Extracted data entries
** BEGIN **
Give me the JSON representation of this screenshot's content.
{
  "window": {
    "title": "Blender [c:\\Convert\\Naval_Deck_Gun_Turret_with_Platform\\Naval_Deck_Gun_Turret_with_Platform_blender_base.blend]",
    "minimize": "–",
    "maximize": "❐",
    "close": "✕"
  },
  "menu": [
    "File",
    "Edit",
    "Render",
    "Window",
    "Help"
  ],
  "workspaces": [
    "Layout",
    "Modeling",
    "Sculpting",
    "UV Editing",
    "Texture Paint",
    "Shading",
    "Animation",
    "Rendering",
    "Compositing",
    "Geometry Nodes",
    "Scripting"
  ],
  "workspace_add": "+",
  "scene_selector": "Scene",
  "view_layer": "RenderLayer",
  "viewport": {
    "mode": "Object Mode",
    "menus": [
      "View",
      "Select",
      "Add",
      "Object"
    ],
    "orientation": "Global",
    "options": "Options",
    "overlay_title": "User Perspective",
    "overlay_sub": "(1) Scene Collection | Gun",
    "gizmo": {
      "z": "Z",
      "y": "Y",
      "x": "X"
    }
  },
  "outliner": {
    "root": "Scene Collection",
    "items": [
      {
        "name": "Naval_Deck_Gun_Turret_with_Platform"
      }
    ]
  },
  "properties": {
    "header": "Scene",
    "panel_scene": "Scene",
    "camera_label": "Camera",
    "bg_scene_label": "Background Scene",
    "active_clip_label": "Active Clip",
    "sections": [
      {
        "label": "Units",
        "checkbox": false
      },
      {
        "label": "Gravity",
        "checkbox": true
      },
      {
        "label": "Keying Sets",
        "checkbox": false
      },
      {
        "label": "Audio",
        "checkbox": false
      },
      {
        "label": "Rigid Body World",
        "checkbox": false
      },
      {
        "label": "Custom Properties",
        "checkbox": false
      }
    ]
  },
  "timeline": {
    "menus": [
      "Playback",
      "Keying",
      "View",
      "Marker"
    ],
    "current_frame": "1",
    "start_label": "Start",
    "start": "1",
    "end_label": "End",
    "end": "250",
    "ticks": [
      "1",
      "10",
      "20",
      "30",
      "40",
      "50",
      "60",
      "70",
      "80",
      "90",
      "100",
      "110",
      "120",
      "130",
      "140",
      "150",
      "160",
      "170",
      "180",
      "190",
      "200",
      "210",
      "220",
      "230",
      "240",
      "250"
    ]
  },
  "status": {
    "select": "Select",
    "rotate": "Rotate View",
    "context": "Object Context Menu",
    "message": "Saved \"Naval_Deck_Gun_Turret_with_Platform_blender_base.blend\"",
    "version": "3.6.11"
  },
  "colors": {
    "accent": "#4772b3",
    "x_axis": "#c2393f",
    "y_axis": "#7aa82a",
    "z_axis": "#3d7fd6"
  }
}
** END **
** BEGIN **
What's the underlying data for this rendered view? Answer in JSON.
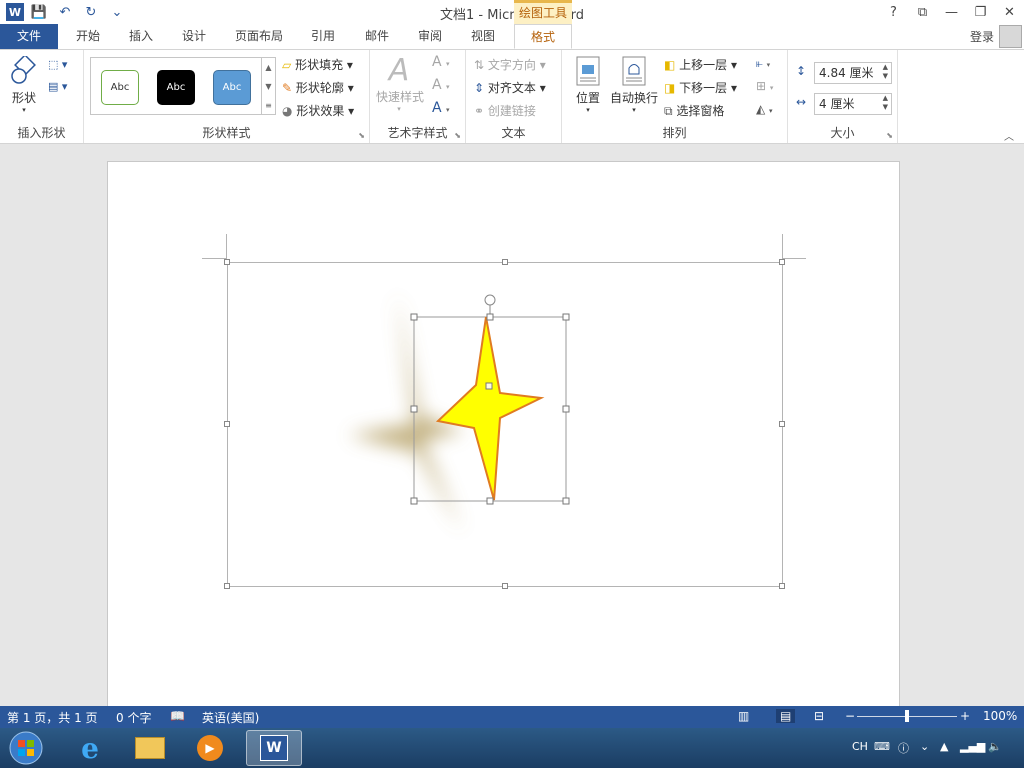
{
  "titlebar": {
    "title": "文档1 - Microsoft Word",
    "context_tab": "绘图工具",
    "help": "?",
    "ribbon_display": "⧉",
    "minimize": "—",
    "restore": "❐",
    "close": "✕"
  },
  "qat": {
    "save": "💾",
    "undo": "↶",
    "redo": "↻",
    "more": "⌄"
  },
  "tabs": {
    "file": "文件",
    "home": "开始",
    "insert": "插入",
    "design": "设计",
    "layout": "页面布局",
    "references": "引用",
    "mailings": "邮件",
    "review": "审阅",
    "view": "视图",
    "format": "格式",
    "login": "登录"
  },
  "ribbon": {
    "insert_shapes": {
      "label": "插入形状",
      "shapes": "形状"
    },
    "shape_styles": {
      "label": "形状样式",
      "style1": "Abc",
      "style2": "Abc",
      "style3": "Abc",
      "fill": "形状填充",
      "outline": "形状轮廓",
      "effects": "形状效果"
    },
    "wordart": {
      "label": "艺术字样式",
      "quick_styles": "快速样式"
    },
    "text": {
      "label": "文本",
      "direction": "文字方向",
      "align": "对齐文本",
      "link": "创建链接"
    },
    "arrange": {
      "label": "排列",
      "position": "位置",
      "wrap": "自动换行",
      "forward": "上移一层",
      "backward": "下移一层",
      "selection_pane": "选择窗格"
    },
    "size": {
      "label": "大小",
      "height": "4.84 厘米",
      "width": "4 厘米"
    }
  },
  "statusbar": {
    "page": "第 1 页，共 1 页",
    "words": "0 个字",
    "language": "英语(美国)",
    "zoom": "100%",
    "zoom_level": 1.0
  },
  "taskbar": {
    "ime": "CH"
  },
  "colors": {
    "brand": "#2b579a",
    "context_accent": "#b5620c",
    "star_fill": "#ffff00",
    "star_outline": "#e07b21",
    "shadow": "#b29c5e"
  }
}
** END **
Track down the lines that include the word "this" and copy them.

Give me the JSON representation of this screenshot's content.
What's the underlying data for this rendered view? Answer in JSON.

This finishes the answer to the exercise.